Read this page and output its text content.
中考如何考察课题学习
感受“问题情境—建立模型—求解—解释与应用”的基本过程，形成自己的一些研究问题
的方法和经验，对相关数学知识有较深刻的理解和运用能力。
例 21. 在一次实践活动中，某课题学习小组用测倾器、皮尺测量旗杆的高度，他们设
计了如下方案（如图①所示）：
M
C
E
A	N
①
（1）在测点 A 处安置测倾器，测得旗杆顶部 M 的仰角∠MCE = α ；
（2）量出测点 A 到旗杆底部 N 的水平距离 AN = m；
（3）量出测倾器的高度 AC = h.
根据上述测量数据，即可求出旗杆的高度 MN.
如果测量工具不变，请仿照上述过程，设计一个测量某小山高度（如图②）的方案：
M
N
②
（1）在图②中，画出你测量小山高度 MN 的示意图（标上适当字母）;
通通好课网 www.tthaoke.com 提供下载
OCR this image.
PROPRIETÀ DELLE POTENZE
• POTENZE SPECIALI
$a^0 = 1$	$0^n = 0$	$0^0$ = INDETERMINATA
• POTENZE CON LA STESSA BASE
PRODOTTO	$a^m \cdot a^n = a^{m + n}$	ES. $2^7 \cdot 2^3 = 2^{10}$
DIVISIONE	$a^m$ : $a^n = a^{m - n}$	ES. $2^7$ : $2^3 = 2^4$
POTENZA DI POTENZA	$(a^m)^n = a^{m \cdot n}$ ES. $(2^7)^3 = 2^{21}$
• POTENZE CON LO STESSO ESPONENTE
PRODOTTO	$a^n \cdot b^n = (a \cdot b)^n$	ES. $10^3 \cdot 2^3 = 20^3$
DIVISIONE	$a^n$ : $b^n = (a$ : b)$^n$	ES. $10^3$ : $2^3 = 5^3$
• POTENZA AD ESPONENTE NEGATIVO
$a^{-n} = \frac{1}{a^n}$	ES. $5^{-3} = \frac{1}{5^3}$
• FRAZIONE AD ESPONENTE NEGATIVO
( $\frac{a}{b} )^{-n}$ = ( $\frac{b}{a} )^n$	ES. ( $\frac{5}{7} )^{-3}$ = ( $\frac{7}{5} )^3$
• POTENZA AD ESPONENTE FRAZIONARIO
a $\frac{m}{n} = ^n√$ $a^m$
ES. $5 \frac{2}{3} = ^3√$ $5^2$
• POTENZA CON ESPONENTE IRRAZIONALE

----------

◆ SHORT PROBLEM
Which lines run from the one containing "OCR this image." to the end of the entries above? Quote exactly those, and only those.

◆ THE RESULT
OCR this image.
PROPRIETÀ DELLE POTENZE
• POTENZE SPECIALI
$a^0 = 1$	$0^n = 0$	$0^0$ = INDETERMINATA
• POTENZE CON LA STESSA BASE
PRODOTTO	$a^m \cdot a^n = a^{m + n}$	ES. $2^7 \cdot 2^3 = 2^{10}$
DIVISIONE	$a^m$ : $a^n = a^{m - n}$	ES. $2^7$ : $2^3 = 2^4$
POTENZA DI POTENZA	$(a^m)^n = a^{m \cdot n}$ ES. $(2^7)^3 = 2^{21}$
• POTENZE CON LO STESSO ESPONENTE
PRODOTTO	$a^n \cdot b^n = (a \cdot b)^n$	ES. $10^3 \cdot 2^3 = 20^3$
DIVISIONE	$a^n$ : $b^n = (a$ : b)$^n$	ES. $10^3$ : $2^3 = 5^3$
• POTENZA AD ESPONENTE NEGATIVO
$a^{-n} = \frac{1}{a^n}$	ES. $5^{-3} = \frac{1}{5^3}$
• FRAZIONE AD ESPONENTE NEGATIVO
( $\frac{a}{b} )^{-n}$ = ( $\frac{b}{a} )^n$	ES. ( $\frac{5}{7} )^{-3}$ = ( $\frac{7}{5} )^3$
• POTENZA AD ESPONENTE FRAZIONARIO
a $\frac{m}{n} = ^n√$ $a^m$
ES. $5 \frac{2}{3} = ^3√$ $5^2$
• POTENZA CON ESPONENTE IRRAZIONALE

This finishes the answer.